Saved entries
********************
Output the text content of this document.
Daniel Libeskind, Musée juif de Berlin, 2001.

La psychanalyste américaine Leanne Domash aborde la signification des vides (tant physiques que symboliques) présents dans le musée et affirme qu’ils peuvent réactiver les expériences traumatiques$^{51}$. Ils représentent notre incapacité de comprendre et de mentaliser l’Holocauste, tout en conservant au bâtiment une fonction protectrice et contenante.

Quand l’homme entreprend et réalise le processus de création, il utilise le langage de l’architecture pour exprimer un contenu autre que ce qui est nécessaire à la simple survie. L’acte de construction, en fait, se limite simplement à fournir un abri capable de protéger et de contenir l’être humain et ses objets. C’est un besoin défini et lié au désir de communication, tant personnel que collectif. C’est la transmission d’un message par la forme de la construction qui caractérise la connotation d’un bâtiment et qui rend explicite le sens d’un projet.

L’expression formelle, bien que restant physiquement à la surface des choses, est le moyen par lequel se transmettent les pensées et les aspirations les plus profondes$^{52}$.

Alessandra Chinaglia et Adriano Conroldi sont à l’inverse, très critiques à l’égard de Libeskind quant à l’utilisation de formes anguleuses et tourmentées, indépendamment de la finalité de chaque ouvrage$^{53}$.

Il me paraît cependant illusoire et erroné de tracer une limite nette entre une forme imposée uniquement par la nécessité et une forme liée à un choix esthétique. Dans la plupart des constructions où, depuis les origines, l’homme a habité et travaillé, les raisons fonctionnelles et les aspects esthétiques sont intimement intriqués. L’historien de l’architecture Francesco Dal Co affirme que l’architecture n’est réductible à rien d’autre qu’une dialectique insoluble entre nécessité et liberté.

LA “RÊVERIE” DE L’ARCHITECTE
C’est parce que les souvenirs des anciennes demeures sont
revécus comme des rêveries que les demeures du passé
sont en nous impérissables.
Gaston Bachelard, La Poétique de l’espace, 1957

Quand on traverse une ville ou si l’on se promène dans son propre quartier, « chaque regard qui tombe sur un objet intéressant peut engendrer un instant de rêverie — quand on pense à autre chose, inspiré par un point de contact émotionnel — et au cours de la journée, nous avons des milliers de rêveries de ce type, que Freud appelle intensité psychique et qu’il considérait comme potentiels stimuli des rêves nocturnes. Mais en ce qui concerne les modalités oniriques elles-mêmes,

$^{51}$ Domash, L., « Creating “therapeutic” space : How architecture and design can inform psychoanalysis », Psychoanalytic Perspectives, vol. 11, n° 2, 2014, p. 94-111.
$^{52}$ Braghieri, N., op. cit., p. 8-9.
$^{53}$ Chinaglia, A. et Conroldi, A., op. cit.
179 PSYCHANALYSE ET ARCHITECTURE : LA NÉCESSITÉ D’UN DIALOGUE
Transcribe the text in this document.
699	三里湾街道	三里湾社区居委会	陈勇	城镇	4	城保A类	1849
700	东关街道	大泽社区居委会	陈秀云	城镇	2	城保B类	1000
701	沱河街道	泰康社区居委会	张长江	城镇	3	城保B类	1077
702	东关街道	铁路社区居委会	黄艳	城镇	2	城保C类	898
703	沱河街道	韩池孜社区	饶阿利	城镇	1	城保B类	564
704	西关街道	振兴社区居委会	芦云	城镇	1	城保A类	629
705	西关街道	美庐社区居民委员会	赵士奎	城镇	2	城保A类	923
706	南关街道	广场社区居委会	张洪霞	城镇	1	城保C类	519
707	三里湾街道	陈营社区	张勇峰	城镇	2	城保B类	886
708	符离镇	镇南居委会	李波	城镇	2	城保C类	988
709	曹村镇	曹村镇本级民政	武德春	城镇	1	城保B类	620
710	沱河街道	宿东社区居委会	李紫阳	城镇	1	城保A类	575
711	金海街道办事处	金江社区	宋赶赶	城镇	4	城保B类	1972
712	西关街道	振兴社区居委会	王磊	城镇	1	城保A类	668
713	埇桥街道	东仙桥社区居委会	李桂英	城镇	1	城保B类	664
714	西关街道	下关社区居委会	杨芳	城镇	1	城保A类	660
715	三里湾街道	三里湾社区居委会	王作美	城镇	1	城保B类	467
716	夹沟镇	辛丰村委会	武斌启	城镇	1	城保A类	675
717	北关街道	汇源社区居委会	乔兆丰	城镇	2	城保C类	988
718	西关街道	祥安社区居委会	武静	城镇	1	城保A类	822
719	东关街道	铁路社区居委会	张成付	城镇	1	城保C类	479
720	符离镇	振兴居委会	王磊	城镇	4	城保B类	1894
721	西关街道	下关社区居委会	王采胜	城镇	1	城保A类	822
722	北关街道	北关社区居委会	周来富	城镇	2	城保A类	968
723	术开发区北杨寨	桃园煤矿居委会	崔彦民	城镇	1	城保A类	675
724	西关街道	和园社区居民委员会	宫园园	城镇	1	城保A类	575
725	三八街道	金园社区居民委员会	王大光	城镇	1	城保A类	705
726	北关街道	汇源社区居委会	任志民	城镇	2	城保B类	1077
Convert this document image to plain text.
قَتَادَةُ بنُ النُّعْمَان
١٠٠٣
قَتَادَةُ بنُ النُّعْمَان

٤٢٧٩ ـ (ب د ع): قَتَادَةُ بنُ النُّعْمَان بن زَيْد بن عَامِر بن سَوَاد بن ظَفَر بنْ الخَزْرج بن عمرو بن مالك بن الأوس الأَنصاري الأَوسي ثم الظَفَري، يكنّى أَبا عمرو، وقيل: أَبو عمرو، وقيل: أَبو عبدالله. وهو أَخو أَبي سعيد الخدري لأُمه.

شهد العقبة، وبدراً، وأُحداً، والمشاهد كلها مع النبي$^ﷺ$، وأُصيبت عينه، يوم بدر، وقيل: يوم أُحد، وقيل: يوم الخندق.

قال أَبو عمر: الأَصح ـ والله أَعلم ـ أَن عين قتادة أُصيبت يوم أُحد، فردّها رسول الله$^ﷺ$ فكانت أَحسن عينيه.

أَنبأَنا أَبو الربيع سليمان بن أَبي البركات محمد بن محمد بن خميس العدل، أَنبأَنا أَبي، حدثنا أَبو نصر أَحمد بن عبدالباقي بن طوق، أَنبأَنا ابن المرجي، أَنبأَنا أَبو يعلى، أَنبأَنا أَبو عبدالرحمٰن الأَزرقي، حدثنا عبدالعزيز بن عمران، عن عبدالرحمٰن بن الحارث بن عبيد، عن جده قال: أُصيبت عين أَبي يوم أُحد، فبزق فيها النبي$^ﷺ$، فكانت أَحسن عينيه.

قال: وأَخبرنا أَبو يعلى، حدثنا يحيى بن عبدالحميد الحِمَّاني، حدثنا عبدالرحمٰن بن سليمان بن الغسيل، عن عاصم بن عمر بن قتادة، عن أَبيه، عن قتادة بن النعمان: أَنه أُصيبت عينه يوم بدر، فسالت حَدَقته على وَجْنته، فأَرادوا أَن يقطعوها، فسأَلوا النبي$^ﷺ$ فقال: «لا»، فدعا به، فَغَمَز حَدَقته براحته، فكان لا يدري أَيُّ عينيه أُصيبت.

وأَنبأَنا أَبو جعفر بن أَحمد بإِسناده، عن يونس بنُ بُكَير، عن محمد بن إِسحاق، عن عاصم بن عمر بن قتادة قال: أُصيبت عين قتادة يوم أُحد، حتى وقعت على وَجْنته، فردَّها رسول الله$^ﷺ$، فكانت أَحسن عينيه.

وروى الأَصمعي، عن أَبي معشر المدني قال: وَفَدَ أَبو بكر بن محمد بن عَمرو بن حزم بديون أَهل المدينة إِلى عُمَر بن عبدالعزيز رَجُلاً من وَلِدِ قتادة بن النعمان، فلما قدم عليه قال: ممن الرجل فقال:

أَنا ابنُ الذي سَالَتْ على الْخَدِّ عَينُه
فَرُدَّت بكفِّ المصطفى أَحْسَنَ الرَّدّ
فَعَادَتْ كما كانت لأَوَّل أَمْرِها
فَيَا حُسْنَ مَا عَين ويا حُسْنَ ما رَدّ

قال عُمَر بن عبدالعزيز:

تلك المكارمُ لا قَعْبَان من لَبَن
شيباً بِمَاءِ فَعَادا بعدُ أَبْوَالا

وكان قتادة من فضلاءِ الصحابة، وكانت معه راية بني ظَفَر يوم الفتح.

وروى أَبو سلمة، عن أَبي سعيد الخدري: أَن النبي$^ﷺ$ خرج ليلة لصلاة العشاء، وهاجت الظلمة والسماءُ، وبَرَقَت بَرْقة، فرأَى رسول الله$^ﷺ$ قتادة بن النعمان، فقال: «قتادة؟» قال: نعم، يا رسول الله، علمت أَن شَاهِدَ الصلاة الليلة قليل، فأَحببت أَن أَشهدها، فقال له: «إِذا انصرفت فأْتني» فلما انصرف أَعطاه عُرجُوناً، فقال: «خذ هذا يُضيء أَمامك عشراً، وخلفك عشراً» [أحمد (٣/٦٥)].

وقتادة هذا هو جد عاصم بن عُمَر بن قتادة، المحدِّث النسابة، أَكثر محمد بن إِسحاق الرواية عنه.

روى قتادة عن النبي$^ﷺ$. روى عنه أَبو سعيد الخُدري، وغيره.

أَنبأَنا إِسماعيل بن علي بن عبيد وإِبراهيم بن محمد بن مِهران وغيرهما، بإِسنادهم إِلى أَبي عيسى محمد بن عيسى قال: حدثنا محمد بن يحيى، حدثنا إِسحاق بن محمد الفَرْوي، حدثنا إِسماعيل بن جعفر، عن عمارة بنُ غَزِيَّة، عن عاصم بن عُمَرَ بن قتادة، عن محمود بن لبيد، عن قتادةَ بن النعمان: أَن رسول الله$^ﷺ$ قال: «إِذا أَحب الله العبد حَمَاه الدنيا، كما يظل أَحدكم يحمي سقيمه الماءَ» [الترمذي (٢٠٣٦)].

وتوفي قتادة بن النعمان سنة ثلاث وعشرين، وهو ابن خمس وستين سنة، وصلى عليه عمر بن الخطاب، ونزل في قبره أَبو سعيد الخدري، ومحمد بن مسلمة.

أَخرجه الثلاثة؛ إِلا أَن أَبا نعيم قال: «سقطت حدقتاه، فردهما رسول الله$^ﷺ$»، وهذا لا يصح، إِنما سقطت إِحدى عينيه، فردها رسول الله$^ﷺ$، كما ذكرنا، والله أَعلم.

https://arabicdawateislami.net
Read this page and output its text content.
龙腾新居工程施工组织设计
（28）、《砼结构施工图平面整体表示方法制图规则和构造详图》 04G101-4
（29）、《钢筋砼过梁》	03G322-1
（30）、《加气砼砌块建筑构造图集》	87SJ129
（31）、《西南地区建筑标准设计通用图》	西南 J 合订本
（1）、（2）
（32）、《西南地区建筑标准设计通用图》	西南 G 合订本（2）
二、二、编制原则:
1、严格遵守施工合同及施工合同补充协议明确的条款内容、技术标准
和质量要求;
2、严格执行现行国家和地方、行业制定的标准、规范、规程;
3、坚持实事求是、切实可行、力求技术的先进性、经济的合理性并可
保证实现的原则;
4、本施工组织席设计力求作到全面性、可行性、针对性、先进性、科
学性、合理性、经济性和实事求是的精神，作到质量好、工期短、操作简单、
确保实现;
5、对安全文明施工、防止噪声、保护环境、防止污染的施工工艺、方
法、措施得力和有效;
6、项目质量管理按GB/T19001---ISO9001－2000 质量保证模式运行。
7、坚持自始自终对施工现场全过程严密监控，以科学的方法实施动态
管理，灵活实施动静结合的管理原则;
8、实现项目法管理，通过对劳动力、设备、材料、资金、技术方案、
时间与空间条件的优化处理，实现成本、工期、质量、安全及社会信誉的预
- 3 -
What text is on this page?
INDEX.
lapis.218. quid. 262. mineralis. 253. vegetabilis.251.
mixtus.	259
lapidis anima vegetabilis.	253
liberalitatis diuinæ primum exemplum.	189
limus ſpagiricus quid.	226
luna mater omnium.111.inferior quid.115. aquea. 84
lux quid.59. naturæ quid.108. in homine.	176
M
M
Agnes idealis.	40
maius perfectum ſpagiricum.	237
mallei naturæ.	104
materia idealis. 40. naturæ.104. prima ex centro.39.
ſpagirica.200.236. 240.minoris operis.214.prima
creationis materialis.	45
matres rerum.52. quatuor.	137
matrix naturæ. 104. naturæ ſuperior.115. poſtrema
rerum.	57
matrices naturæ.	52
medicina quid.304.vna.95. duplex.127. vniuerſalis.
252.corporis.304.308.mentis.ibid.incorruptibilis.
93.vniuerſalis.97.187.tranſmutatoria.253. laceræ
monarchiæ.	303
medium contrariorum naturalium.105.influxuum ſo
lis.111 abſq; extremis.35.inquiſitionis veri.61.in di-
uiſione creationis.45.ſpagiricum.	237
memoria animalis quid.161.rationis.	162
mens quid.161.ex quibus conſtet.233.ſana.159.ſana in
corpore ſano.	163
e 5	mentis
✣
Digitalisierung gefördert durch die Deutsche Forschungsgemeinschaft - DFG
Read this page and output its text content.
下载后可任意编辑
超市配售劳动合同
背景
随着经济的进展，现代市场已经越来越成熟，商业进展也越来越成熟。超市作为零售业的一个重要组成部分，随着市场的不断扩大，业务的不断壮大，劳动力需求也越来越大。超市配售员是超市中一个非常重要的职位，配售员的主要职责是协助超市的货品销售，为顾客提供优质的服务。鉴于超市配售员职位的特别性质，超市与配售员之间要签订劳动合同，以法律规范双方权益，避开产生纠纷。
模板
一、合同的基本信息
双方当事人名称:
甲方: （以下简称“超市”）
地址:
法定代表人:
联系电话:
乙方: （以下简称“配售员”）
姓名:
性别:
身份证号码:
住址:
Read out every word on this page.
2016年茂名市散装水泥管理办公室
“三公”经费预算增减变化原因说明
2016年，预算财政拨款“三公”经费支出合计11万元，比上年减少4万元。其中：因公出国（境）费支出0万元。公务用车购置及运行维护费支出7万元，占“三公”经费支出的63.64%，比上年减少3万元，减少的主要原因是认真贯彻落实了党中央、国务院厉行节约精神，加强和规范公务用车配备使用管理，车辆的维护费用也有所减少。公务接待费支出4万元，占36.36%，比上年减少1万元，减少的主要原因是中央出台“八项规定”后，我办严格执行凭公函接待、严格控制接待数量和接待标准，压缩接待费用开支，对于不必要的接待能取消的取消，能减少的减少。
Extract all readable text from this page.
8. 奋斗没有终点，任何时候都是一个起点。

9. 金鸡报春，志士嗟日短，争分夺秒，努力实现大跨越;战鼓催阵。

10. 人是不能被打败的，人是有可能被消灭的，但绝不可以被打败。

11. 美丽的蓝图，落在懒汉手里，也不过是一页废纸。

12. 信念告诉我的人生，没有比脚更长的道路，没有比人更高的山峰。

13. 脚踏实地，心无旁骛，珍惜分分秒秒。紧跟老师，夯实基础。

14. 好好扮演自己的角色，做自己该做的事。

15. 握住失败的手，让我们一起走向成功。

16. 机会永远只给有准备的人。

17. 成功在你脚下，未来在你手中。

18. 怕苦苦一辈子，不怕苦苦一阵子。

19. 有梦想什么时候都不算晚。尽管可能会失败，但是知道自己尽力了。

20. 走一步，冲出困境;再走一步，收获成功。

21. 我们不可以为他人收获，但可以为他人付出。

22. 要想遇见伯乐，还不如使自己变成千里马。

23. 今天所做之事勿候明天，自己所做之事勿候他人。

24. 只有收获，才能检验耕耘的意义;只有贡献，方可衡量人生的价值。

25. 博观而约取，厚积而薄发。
********************
Search the records above for the string "Libeskind". Copy every line that contains it.

Response below.
Daniel Libeskind, Musée juif de Berlin, 2001.
Alessandra Chinaglia et Adriano Conroldi sont à l’inverse, très critiques à l’égard de Libeskind quant à l’utilisation de formes anguleuses et tourmentées, indépendamment de la finalité de chaque ouvrage$^{53}$.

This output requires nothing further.